**TASK PROMPT**
Write the data below out exactly as it stands. Do not include the pictures.

**INFORMATION GIVEN**
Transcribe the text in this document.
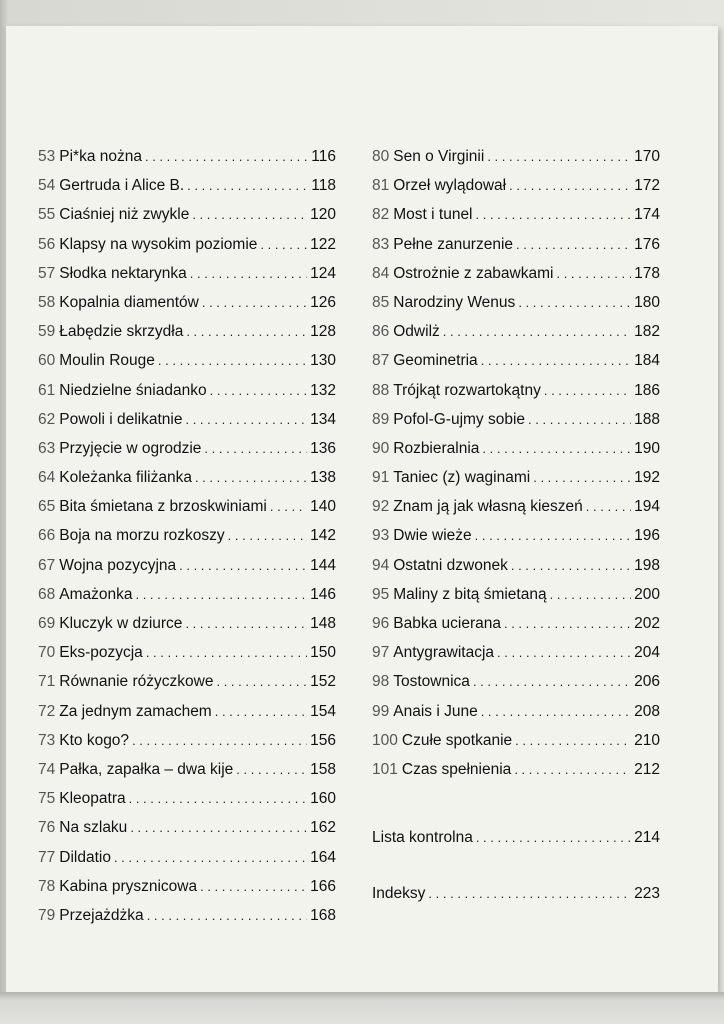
53 Pi*ka nożna . . .	116
54 Gertruda i Alice B. . . .	118
55 Ciaśniej niż zwykle . . .	120
56 Klapsy na wysokim poziomie . . .	122
57 Słodka nektarynka . . .	124
58 Kopalnia diamentów . . .	126
59 Łabędzie skrzydła . . .	128
60 Moulin Rouge . . .	130
61 Niedzielne śniadanko . . .	132
62 Powoli i delikatnie . . .	134
63 Przyjęcie w ogrodzie . . .	136
64 Koleżanka filiżanka . . .	138
65 Bita śmietana z brzoskwiniami . . .	140
66 Boja na morzu rozkoszy . . .	142
67 Wojna pozycyjna . . .	144
68 Amażonka . . .	146
69 Kluczyk w dziurce . . .	148
70 Eks-pozycja . . .	150
71 Równanie różyczkowe . . .	152
72 Za jednym zamachem . . .	154
73 Kto kogo? . . .	156
74 Pałka, zapałka – dwa kije . . .	158
75 Kleopatra . . .	160
76 Na szlaku . . .	162
77 Dildatio . . .	164
78 Kabina prysznicowa . . .	166
79 Przejażdżka . . .	168
80 Sen o Virginii . . .	170
81 Orzeł wylądował . . .	172
82 Most i tunel . . .	174
83 Pełne zanurzenie . . .	176
84 Ostrożnie z zabawkami . . .	178
85 Narodziny Wenus . . .	180
86 Odwilż . . .	182
87 Geominetria . . .	184
88 Trójkąt rozwartokątny . . .	186
89 Pofol-G-ujmy sobie . . .	188
90 Rozbieralnia . . .	190
91 Taniec (z) waginami . . .	192
92 Znam ją jak własną kieszeń . . .	194
93 Dwie wieże . . .	196
94 Ostatni dzwonek . . .	198
95 Maliny z bitą śmietaną . . .	200
96 Babka ucierana . . .	202
97 Antygrawitacja . . .	204
98 Tostownica . . .	206
99 Anais i June . . .	208
100 Czułe spotkanie . . .	210
101 Czas spełnienia . . .	212
Lista kontrolna . . .	214
Indeksy . . .	223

**WRITTEN ANSWER**
Transcribe the text in this document.
53 Pi*ka nożna . . .	116
54 Gertruda i Alice B. . . .	118
55 Ciaśniej niż zwykle . . .	120
56 Klapsy na wysokim poziomie . . .	122
57 Słodka nektarynka . . .	124
58 Kopalnia diamentów . . .	126
59 Łabędzie skrzydła . . .	128
60 Moulin Rouge . . .	130
61 Niedzielne śniadanko . . .	132
62 Powoli i delikatnie . . .	134
63 Przyjęcie w ogrodzie . . .	136
64 Koleżanka filiżanka . . .	138
65 Bita śmietana z brzoskwiniami . . .	140
66 Boja na morzu rozkoszy . . .	142
67 Wojna pozycyjna . . .	144
68 Amażonka . . .	146
69 Kluczyk w dziurce . . .	148
70 Eks-pozycja . . .	150
71 Równanie różyczkowe . . .	152
72 Za jednym zamachem . . .	154
73 Kto kogo? . . .	156
74 Pałka, zapałka – dwa kije . . .	158
75 Kleopatra . . .	160
76 Na szlaku . . .	162
77 Dildatio . . .	164
78 Kabina prysznicowa . . .	166
79 Przejażdżka . . .	168
80 Sen o Virginii . . .	170
81 Orzeł wylądował . . .	172
82 Most i tunel . . .	174
83 Pełne zanurzenie . . .	176
84 Ostrożnie z zabawkami . . .	178
85 Narodziny Wenus . . .	180
86 Odwilż . . .	182
87 Geominetria . . .	184
88 Trójkąt rozwartokątny . . .	186
89 Pofol-G-ujmy sobie . . .	188
90 Rozbieralnia . . .	190
91 Taniec (z) waginami . . .	192
92 Znam ją jak własną kieszeń . . .	194
93 Dwie wieże . . .	196
94 Ostatni dzwonek . . .	198
95 Maliny z bitą śmietaną . . .	200
96 Babka ucierana . . .	202
97 Antygrawitacja . . .	204
98 Tostownica . . .	206
99 Anais i June . . .	208
100 Czułe spotkanie . . .	210
101 Czas spełnienia . . .	212
Lista kontrolna . . .	214
Indeksy . . .	223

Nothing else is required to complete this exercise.